» Data provided:
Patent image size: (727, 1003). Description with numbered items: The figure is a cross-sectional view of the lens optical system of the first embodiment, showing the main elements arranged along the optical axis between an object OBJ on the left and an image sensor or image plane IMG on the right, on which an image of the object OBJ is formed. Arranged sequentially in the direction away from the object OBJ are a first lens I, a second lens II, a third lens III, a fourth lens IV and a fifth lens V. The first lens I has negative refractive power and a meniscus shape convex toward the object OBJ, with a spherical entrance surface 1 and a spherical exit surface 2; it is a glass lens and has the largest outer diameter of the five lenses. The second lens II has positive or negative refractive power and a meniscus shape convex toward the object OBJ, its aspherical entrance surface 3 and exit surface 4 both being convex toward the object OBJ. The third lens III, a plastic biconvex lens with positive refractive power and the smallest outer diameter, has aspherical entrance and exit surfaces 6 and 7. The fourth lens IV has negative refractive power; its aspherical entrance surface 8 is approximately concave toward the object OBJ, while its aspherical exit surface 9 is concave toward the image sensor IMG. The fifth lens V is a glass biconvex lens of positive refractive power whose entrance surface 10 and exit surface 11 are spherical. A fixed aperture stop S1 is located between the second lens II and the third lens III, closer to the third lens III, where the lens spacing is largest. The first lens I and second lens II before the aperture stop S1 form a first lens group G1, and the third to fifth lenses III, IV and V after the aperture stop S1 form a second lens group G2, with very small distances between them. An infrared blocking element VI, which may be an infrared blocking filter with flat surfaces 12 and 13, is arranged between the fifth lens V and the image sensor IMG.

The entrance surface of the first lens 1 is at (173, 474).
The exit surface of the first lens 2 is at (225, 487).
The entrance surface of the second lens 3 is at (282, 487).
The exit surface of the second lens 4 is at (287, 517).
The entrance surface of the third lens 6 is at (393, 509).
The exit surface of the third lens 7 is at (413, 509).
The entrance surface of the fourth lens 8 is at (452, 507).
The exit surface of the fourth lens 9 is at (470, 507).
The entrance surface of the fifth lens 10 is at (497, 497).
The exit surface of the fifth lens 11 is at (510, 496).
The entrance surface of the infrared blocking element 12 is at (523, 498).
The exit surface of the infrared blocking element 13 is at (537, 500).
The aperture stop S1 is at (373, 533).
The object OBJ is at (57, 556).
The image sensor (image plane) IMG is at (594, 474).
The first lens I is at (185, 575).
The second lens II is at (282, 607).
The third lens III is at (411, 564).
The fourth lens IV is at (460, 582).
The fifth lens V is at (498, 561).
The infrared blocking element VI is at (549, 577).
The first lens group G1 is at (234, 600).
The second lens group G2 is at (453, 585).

» Work to be completed: Return every line of the rows above that contains the word "sensor".

» Worked answer:
Patent image size: (727, 1003). Description with numbered items: The figure is a cross-sectional view of the lens optical system of the first embodiment, showing the main elements arranged along the optical axis between an object OBJ on the left and an image sensor or image plane IMG on the right, on which an image of the object OBJ is formed. Arranged sequentially in the direction away from the object OBJ are a first lens I, a second lens II, a third lens III, a fourth lens IV and a fifth lens V. The first lens I has negative refractive power and a meniscus shape convex toward the object OBJ, with a spherical entrance surface 1 and a spherical exit surface 2; it is a glass lens and has the largest outer diameter of the five lenses. The second lens II has positive or negative refractive power and a meniscus shape convex toward the object OBJ, its aspherical entrance surface 3 and exit surface 4 both being convex toward the object OBJ. The third lens III, a plastic biconvex lens with positive refractive power and the smallest outer diameter, has aspherical entrance and exit surfaces 6 and 7. The fourth lens IV has negative refractive power; its aspherical entrance surface 8 is approximately concave toward the object OBJ, while its aspherical exit surface 9 is concave toward the image sensor IMG. The fifth lens V is a glass biconvex lens of positive refractive power whose entrance surface 10 and exit surface 11 are spherical. A fixed aperture stop S1 is located between the second lens II and the third lens III, closer to the third lens III, where the lens spacing is largest. The first lens I and second lens II before the aperture stop S1 form a first lens group G1, and the third to fifth lenses III, IV and V after the aperture stop S1 form a second lens group G2, with very small distances between them. An infrared blocking element VI, which may be an infrared blocking filter with flat surfaces 12 and 13, is arranged between the fifth lens V and the image sensor IMG.
The image sensor (image plane) IMG is at (594, 474).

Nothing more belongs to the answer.